▸ WRITTEN REQUEST: Reproduce every line of the listing as written, apart from the pictures.

▸ DATA EXCERPTS:
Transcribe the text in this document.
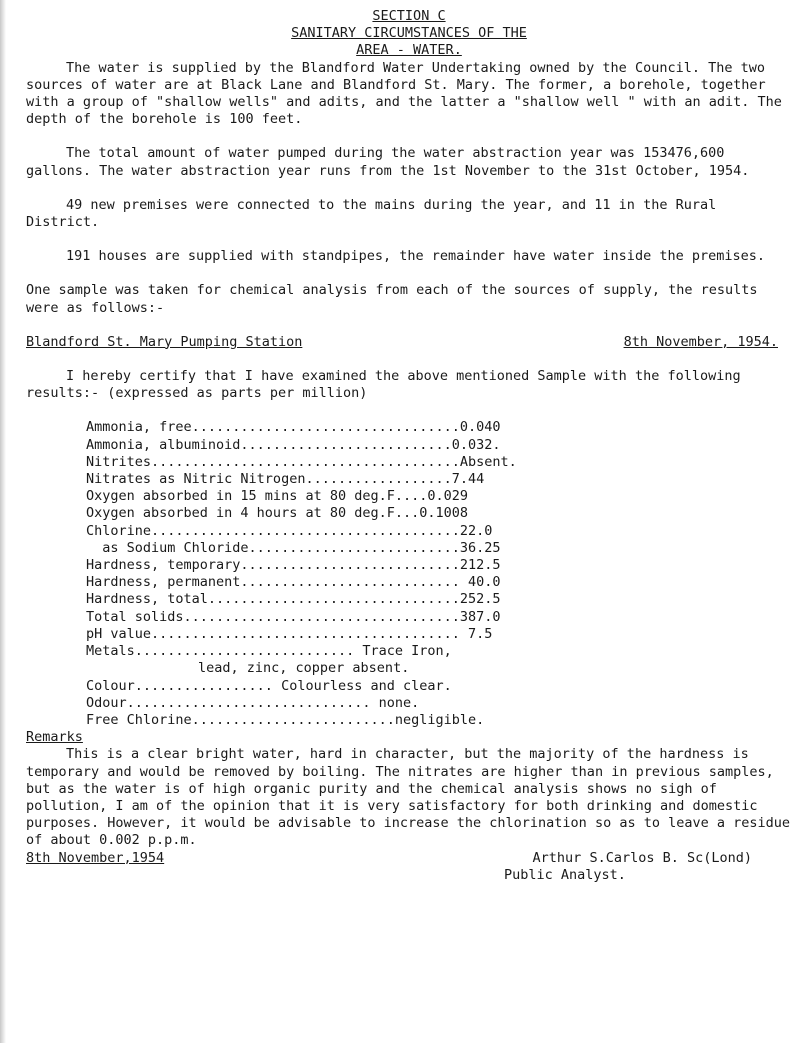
SECTION C
SANITARY CIRCUMSTANCES OF THE
AREA - WATER.

The water is supplied by the Blandford Water Undertaking owned by the Council. The two sources of water are at Black Lane and Blandford St. Mary. The former, a borehole, together with a group of "shallow wells" and adits, and the latter a "shallow well " with an adit. The depth of the borehole is 100 feet.

The total amount of water pumped during the water abstraction year was 153476,600 gallons. The water abstraction year runs from the 1st November to the 31st October, 1954.

49 new premises were connected to the mains during the year, and 11 in the Rural District.

191 houses are supplied with standpipes, the remainder have water inside the premises.

One sample was taken for chemical analysis from each of the sources of supply, the results were as follows:-

Blandford St. Mary Pumping Station	8th November, 1954.

I hereby certify that I have examined the above mentioned Sample with the following results:- (expressed as parts per million)

Ammonia, free.................................0.040
Ammonia, albuminoid..........................0.032.
Nitrites......................................Absent.
Nitrates as Nitric Nitrogen..................7.44
Oxygen absorbed in 15 mins at 80 deg.F....0.029
Oxygen absorbed in 4 hours at 80 deg.F...0.1008
Chlorine......................................22.0
as Sodium Chloride..........................36.25
Hardness, temporary...........................212.5
Hardness, permanent........................... 40.0
Hardness, total...............................252.5
Total solids..................................387.0
pH value...................................... 7.5
Metals........................... Trace Iron,
lead, zinc, copper absent.
Colour................. Colourless and clear.
Odour.............................. none.
Free Chlorine.........................negligible.
Remarks

This is a clear bright water, hard in character, but the majority of the hardness is temporary and would be removed by boiling. The nitrates are higher than in previous samples, but as the water is of high organic purity and the chemical analysis shows no sigh of pollution, I am of the opinion that it is very satisfactory for both drinking and domestic purposes. However, it would be advisable to increase the chlorination so as to leave a residue of about 0.002 p.p.m.

8th November,1954	Arthur S.Carlos B. Sc(Lond)
Public Analyst.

▸ OUTPUT OF THE EXERCISE:
Transcribe the text in this document.
SECTION C
SANITARY CIRCUMSTANCES OF THE
AREA - WATER.

The water is supplied by the Blandford Water Undertaking owned by the Council. The two sources of water are at Black Lane and Blandford St. Mary. The former, a borehole, together with a group of "shallow wells" and adits, and the latter a "shallow well " with an adit. The depth of the borehole is 100 feet.

The total amount of water pumped during the water abstraction year was 153476,600 gallons. The water abstraction year runs from the 1st November to the 31st October, 1954.

49 new premises were connected to the mains during the year, and 11 in the Rural District.

191 houses are supplied with standpipes, the remainder have water inside the premises.

One sample was taken for chemical analysis from each of the sources of supply, the results were as follows:-

Blandford St. Mary Pumping Station	8th November, 1954.

I hereby certify that I have examined the above mentioned Sample with the following results:- (expressed as parts per million)

Ammonia, free.................................0.040
Ammonia, albuminoid..........................0.032.
Nitrites......................................Absent.
Nitrates as Nitric Nitrogen..................7.44
Oxygen absorbed in 15 mins at 80 deg.F....0.029
Oxygen absorbed in 4 hours at 80 deg.F...0.1008
Chlorine......................................22.0
as Sodium Chloride..........................36.25
Hardness, temporary...........................212.5
Hardness, permanent........................... 40.0
Hardness, total...............................252.5
Total solids..................................387.0
pH value...................................... 7.5
Metals........................... Trace Iron,
lead, zinc, copper absent.
Colour................. Colourless and clear.
Odour.............................. none.
Free Chlorine.........................negligible.
Remarks

This is a clear bright water, hard in character, but the majority of the hardness is temporary and would be removed by boiling. The nitrates are higher than in previous samples, but as the water is of high organic purity and the chemical analysis shows no sigh of pollution, I am of the opinion that it is very satisfactory for both drinking and domestic purposes. However, it would be advisable to increase the chlorination so as to leave a residue of about 0.002 p.p.m.

8th November,1954	Arthur S.Carlos B. Sc(Lond)
Public Analyst.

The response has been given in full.